__Given request__: Restate the complete material exactly.

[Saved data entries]
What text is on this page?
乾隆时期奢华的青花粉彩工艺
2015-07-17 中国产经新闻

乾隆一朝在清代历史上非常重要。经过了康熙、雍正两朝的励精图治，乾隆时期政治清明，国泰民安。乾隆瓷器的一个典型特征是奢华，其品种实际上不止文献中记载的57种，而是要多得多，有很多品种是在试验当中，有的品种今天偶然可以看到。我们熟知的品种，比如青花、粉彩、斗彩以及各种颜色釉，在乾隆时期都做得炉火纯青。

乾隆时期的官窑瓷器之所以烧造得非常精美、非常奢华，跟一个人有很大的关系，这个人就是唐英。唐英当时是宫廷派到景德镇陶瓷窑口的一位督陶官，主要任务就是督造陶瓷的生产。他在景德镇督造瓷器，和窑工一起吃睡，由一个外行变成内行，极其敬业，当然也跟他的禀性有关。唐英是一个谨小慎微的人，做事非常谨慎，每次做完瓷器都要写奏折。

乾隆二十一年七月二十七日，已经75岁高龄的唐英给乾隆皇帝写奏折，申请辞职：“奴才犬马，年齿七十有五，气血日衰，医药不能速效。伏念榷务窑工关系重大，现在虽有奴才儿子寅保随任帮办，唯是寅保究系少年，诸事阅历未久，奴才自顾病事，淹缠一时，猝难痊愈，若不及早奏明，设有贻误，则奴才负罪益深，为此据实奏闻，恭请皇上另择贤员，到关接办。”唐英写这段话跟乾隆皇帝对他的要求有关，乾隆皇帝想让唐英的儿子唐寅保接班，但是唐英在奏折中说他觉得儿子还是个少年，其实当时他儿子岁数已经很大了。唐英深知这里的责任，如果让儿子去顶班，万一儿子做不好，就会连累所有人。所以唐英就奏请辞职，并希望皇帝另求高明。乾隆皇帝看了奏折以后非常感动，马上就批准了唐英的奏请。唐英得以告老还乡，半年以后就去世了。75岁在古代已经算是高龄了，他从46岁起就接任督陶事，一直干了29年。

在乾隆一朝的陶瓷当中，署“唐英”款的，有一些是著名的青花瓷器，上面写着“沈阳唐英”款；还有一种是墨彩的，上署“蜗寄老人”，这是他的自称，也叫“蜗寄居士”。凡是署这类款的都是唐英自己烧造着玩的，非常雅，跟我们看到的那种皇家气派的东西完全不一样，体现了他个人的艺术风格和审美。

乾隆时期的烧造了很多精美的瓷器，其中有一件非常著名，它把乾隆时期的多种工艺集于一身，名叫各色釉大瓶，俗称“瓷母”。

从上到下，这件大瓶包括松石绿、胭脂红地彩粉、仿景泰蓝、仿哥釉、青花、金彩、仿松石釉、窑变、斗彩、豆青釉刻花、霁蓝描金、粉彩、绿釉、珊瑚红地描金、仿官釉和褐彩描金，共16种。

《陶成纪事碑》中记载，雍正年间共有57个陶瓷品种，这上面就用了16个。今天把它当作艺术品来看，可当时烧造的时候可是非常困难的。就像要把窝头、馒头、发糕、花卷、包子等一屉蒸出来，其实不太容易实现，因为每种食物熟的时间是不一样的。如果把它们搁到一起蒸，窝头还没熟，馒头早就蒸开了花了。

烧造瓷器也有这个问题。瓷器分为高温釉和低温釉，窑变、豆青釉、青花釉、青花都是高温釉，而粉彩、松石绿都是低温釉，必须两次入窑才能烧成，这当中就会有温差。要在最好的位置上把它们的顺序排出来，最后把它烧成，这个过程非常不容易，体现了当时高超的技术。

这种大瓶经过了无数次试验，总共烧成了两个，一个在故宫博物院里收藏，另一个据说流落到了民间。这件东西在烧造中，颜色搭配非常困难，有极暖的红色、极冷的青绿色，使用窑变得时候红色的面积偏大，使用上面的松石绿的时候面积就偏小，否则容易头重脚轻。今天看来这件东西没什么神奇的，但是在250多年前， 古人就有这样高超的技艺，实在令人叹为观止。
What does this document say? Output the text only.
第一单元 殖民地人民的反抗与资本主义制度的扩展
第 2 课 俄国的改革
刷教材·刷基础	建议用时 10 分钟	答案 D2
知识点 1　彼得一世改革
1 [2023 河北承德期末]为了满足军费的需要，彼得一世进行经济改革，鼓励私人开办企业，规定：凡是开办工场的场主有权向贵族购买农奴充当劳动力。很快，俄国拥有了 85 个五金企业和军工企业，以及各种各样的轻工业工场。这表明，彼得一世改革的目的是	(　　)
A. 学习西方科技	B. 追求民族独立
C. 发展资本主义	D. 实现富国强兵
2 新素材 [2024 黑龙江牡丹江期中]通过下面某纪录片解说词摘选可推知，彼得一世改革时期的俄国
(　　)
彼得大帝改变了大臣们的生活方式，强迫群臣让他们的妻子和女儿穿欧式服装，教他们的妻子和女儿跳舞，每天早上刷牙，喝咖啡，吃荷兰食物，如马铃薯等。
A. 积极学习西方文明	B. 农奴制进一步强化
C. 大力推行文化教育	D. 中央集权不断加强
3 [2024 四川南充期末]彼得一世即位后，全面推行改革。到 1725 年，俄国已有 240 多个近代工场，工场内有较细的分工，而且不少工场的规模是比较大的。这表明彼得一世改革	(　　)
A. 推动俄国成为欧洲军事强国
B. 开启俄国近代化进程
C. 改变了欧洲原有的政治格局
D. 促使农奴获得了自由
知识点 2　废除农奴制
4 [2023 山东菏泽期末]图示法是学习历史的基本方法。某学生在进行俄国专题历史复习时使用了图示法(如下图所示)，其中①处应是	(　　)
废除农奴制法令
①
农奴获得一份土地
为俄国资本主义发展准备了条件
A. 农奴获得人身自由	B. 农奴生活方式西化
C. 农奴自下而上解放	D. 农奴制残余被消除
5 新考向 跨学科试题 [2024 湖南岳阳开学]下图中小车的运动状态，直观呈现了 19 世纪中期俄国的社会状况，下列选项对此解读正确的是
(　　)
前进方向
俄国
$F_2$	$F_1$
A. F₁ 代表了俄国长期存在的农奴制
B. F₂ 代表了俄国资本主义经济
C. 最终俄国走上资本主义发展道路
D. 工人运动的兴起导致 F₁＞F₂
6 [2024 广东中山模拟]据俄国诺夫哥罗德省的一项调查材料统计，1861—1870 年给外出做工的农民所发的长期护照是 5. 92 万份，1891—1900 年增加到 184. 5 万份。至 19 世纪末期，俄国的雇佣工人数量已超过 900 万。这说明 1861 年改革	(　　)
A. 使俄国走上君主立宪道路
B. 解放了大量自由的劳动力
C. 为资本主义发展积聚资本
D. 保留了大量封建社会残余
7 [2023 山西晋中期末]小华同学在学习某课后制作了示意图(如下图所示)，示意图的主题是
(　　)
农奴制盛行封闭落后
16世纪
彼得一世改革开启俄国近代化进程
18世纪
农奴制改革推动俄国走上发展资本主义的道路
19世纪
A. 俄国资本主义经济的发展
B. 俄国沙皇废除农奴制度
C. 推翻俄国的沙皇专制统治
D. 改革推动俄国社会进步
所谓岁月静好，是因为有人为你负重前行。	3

__Exercise response__:
What text is on this page?
乾隆时期奢华的青花粉彩工艺
2015-07-17 中国产经新闻

乾隆一朝在清代历史上非常重要。经过了康熙、雍正两朝的励精图治，乾隆时期政治清明，国泰民安。乾隆瓷器的一个典型特征是奢华，其品种实际上不止文献中记载的57种，而是要多得多，有很多品种是在试验当中，有的品种今天偶然可以看到。我们熟知的品种，比如青花、粉彩、斗彩以及各种颜色釉，在乾隆时期都做得炉火纯青。

乾隆时期的官窑瓷器之所以烧造得非常精美、非常奢华，跟一个人有很大的关系，这个人就是唐英。唐英当时是宫廷派到景德镇陶瓷窑口的一位督陶官，主要任务就是督造陶瓷的生产。他在景德镇督造瓷器，和窑工一起吃睡，由一个外行变成内行，极其敬业，当然也跟他的禀性有关。唐英是一个谨小慎微的人，做事非常谨慎，每次做完瓷器都要写奏折。

乾隆二十一年七月二十七日，已经75岁高龄的唐英给乾隆皇帝写奏折，申请辞职：“奴才犬马，年齿七十有五，气血日衰，医药不能速效。伏念榷务窑工关系重大，现在虽有奴才儿子寅保随任帮办，唯是寅保究系少年，诸事阅历未久，奴才自顾病事，淹缠一时，猝难痊愈，若不及早奏明，设有贻误，则奴才负罪益深，为此据实奏闻，恭请皇上另择贤员，到关接办。”唐英写这段话跟乾隆皇帝对他的要求有关，乾隆皇帝想让唐英的儿子唐寅保接班，但是唐英在奏折中说他觉得儿子还是个少年，其实当时他儿子岁数已经很大了。唐英深知这里的责任，如果让儿子去顶班，万一儿子做不好，就会连累所有人。所以唐英就奏请辞职，并希望皇帝另求高明。乾隆皇帝看了奏折以后非常感动，马上就批准了唐英的奏请。唐英得以告老还乡，半年以后就去世了。75岁在古代已经算是高龄了，他从46岁起就接任督陶事，一直干了29年。

在乾隆一朝的陶瓷当中，署“唐英”款的，有一些是著名的青花瓷器，上面写着“沈阳唐英”款；还有一种是墨彩的，上署“蜗寄老人”，这是他的自称，也叫“蜗寄居士”。凡是署这类款的都是唐英自己烧造着玩的，非常雅，跟我们看到的那种皇家气派的东西完全不一样，体现了他个人的艺术风格和审美。

乾隆时期的烧造了很多精美的瓷器，其中有一件非常著名，它把乾隆时期的多种工艺集于一身，名叫各色釉大瓶，俗称“瓷母”。

从上到下，这件大瓶包括松石绿、胭脂红地彩粉、仿景泰蓝、仿哥釉、青花、金彩、仿松石釉、窑变、斗彩、豆青釉刻花、霁蓝描金、粉彩、绿釉、珊瑚红地描金、仿官釉和褐彩描金，共16种。

《陶成纪事碑》中记载，雍正年间共有57个陶瓷品种，这上面就用了16个。今天把它当作艺术品来看，可当时烧造的时候可是非常困难的。就像要把窝头、馒头、发糕、花卷、包子等一屉蒸出来，其实不太容易实现，因为每种食物熟的时间是不一样的。如果把它们搁到一起蒸，窝头还没熟，馒头早就蒸开了花了。

烧造瓷器也有这个问题。瓷器分为高温釉和低温釉，窑变、豆青釉、青花釉、青花都是高温釉，而粉彩、松石绿都是低温釉，必须两次入窑才能烧成，这当中就会有温差。要在最好的位置上把它们的顺序排出来，最后把它烧成，这个过程非常不容易，体现了当时高超的技术。

这种大瓶经过了无数次试验，总共烧成了两个，一个在故宫博物院里收藏，另一个据说流落到了民间。这件东西在烧造中，颜色搭配非常困难，有极暖的红色、极冷的青绿色，使用窑变得时候红色的面积偏大，使用上面的松石绿的时候面积就偏小，否则容易头重脚轻。今天看来这件东西没什么神奇的，但是在250多年前， 古人就有这样高超的技艺，实在令人叹为观止。
What does this document say? Output the text only.
第一单元 殖民地人民的反抗与资本主义制度的扩展
第 2 课 俄国的改革
刷教材·刷基础	建议用时 10 分钟	答案 D2
知识点 1　彼得一世改革
1 [2023 河北承德期末]为了满足军费的需要，彼得一世进行经济改革，鼓励私人开办企业，规定：凡是开办工场的场主有权向贵族购买农奴充当劳动力。很快，俄国拥有了 85 个五金企业和军工企业，以及各种各样的轻工业工场。这表明，彼得一世改革的目的是	(　　)
A. 学习西方科技	B. 追求民族独立
C. 发展资本主义	D. 实现富国强兵
2 新素材 [2024 黑龙江牡丹江期中]通过下面某纪录片解说词摘选可推知，彼得一世改革时期的俄国
(　　)
彼得大帝改变了大臣们的生活方式，强迫群臣让他们的妻子和女儿穿欧式服装，教他们的妻子和女儿跳舞，每天早上刷牙，喝咖啡，吃荷兰食物，如马铃薯等。
A. 积极学习西方文明	B. 农奴制进一步强化
C. 大力推行文化教育	D. 中央集权不断加强
3 [2024 四川南充期末]彼得一世即位后，全面推行改革。到 1725 年，俄国已有 240 多个近代工场，工场内有较细的分工，而且不少工场的规模是比较大的。这表明彼得一世改革	(　　)
A. 推动俄国成为欧洲军事强国
B. 开启俄国近代化进程
C. 改变了欧洲原有的政治格局
D. 促使农奴获得了自由
知识点 2　废除农奴制
4 [2023 山东菏泽期末]图示法是学习历史的基本方法。某学生在进行俄国专题历史复习时使用了图示法(如下图所示)，其中①处应是	(　　)
废除农奴制法令
①
农奴获得一份土地
为俄国资本主义发展准备了条件
A. 农奴获得人身自由	B. 农奴生活方式西化
C. 农奴自下而上解放	D. 农奴制残余被消除
5 新考向 跨学科试题 [2024 湖南岳阳开学]下图中小车的运动状态，直观呈现了 19 世纪中期俄国的社会状况，下列选项对此解读正确的是
(　　)
前进方向
俄国
$F_2$	$F_1$
A. F₁ 代表了俄国长期存在的农奴制
B. F₂ 代表了俄国资本主义经济
C. 最终俄国走上资本主义发展道路
D. 工人运动的兴起导致 F₁＞F₂
6 [2024 广东中山模拟]据俄国诺夫哥罗德省的一项调查材料统计，1861—1870 年给外出做工的农民所发的长期护照是 5. 92 万份，1891—1900 年增加到 184. 5 万份。至 19 世纪末期，俄国的雇佣工人数量已超过 900 万。这说明 1861 年改革	(　　)
A. 使俄国走上君主立宪道路
B. 解放了大量自由的劳动力
C. 为资本主义发展积聚资本
D. 保留了大量封建社会残余
7 [2023 山西晋中期末]小华同学在学习某课后制作了示意图(如下图所示)，示意图的主题是
(　　)
农奴制盛行封闭落后
16世纪
彼得一世改革开启俄国近代化进程
18世纪
农奴制改革推动俄国走上发展资本主义的道路
19世纪
A. 俄国资本主义经济的发展
B. 俄国沙皇废除农奴制度
C. 推翻俄国的沙皇专制统治
D. 改革推动俄国社会进步
所谓岁月静好，是因为有人为你负重前行。	3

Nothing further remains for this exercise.